## Given instruction:
Pictures do not belong in the copy. Return all of the entries exactly.
====== Input records
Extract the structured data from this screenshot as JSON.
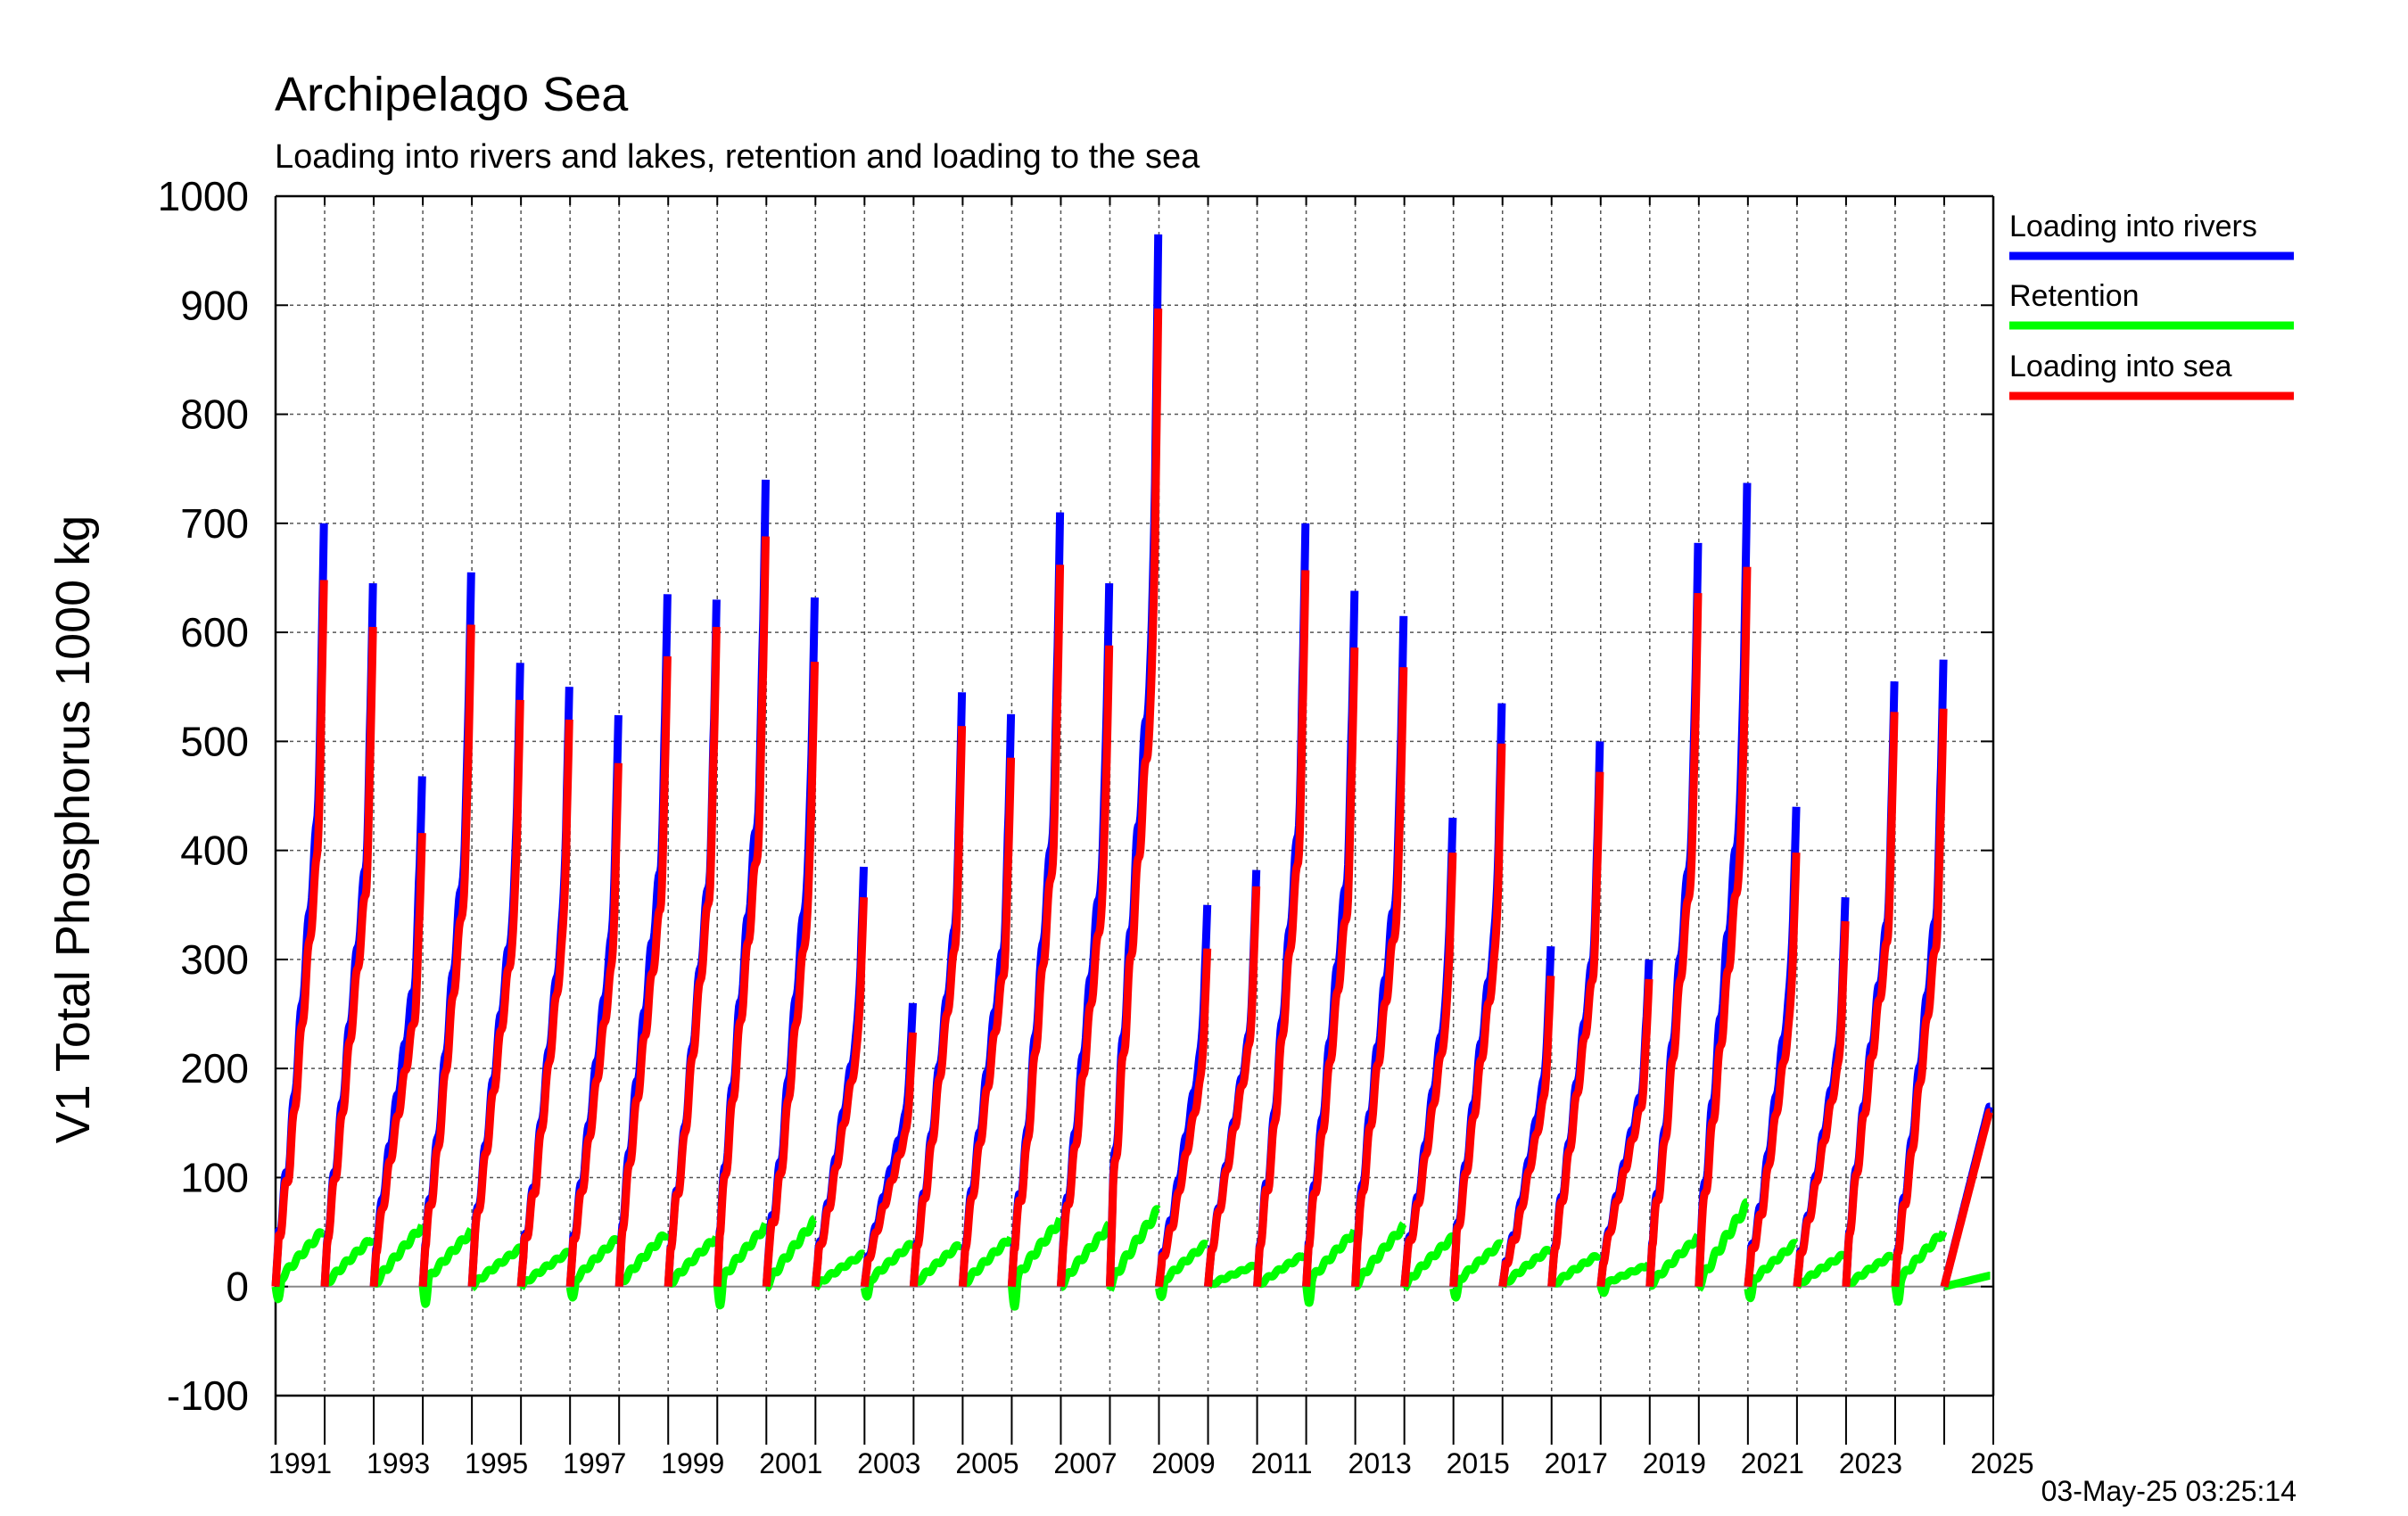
{
  "chart_data": {
    "type": "line",
    "title": "Archipelago Sea",
    "subtitle": "Loading into rivers and lakes, retention and loading to the sea",
    "ylabel": "V1 Total Phosphorus 1000 kg",
    "xlabel": "",
    "ylim": [
      -100,
      1000
    ],
    "xlim": [
      1990,
      2025
    ],
    "grid": true,
    "legend_position": "right",
    "timestamp": "03-May-25 03:25:14",
    "y_ticks": [
      -100,
      0,
      100,
      200,
      300,
      400,
      500,
      600,
      700,
      800,
      900,
      1000
    ],
    "x_tick_labels": [
      "1991",
      "1993",
      "1995",
      "1997",
      "1999",
      "2001",
      "2003",
      "2005",
      "2007",
      "2009",
      "2011",
      "2013",
      "2015",
      "2017",
      "2019",
      "2021",
      "2023",
      "2025"
    ],
    "colors": {
      "rivers": "#0000ff",
      "retention": "#00ff00",
      "sea": "#ff0000"
    },
    "series": [
      {
        "name": "Loading into rivers",
        "key": "rivers",
        "annual_totals": [
          700,
          645,
          468,
          655,
          572,
          550,
          524,
          635,
          630,
          740,
          632,
          385,
          260,
          545,
          525,
          710,
          645,
          965,
          350,
          382,
          700,
          638,
          615,
          430,
          535,
          312,
          500,
          300,
          682,
          737,
          440,
          357,
          555,
          575,
          165
        ]
      },
      {
        "name": "Retention",
        "key": "retention",
        "annual_totals": [
          52,
          45,
          55,
          50,
          35,
          32,
          45,
          50,
          45,
          55,
          60,
          30,
          40,
          40,
          45,
          60,
          55,
          70,
          40,
          20,
          30,
          50,
          55,
          45,
          40,
          35,
          30,
          20,
          45,
          75,
          40,
          30,
          30,
          50,
          10
        ]
      },
      {
        "name": "Loading into sea",
        "key": "sea",
        "annual_totals": [
          648,
          605,
          416,
          607,
          538,
          520,
          480,
          578,
          605,
          688,
          573,
          357,
          233,
          514,
          485,
          662,
          588,
          897,
          310,
          367,
          657,
          586,
          568,
          398,
          498,
          285,
          472,
          282,
          636,
          660,
          398,
          335,
          527,
          530,
          160
        ]
      }
    ]
  },
  "legend": {
    "rivers_label": "Loading into rivers",
    "retention_label": "Retention",
    "sea_label": "Loading into sea"
  }
}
============
## Complete output:
Extract the structured data from this screenshot as JSON.
{
  "chart_data": {
    "type": "line",
    "title": "Archipelago Sea",
    "subtitle": "Loading into rivers and lakes, retention and loading to the sea",
    "ylabel": "V1 Total Phosphorus 1000 kg",
    "xlabel": "",
    "ylim": [
      -100,
      1000
    ],
    "xlim": [
      1990,
      2025
    ],
    "grid": true,
    "legend_position": "right",
    "timestamp": "03-May-25 03:25:14",
    "y_ticks": [
      -100,
      0,
      100,
      200,
      300,
      400,
      500,
      600,
      700,
      800,
      900,
      1000
    ],
    "x_tick_labels": [
      "1991",
      "1993",
      "1995",
      "1997",
      "1999",
      "2001",
      "2003",
      "2005",
      "2007",
      "2009",
      "2011",
      "2013",
      "2015",
      "2017",
      "2019",
      "2021",
      "2023",
      "2025"
    ],
    "colors": {
      "rivers": "#0000ff",
      "retention": "#00ff00",
      "sea": "#ff0000"
    },
    "series": [
      {
        "name": "Loading into rivers",
        "key": "rivers",
        "annual_totals": [
          700,
          645,
          468,
          655,
          572,
          550,
          524,
          635,
          630,
          740,
          632,
          385,
          260,
          545,
          525,
          710,
          645,
          965,
          350,
          382,
          700,
          638,
          615,
          430,
          535,
          312,
          500,
          300,
          682,
          737,
          440,
          357,
          555,
          575,
          165
        ]
      },
      {
        "name": "Retention",
        "key": "retention",
        "annual_totals": [
          52,
          45,
          55,
          50,
          35,
          32,
          45,
          50,
          45,
          55,
          60,
          30,
          40,
          40,
          45,
          60,
          55,
          70,
          40,
          20,
          30,
          50,
          55,
          45,
          40,
          35,
          30,
          20,
          45,
          75,
          40,
          30,
          30,
          50,
          10
        ]
      },
      {
        "name": "Loading into sea",
        "key": "sea",
        "annual_totals": [
          648,
          605,
          416,
          607,
          538,
          520,
          480,
          578,
          605,
          688,
          573,
          357,
          233,
          514,
          485,
          662,
          588,
          897,
          310,
          367,
          657,
          586,
          568,
          398,
          498,
          285,
          472,
          282,
          636,
          660,
          398,
          335,
          527,
          530,
          160
        ]
      }
    ]
  },
  "legend": {
    "rivers_label": "Loading into rivers",
    "retention_label": "Retention",
    "sea_label": "Loading into sea"
  }
}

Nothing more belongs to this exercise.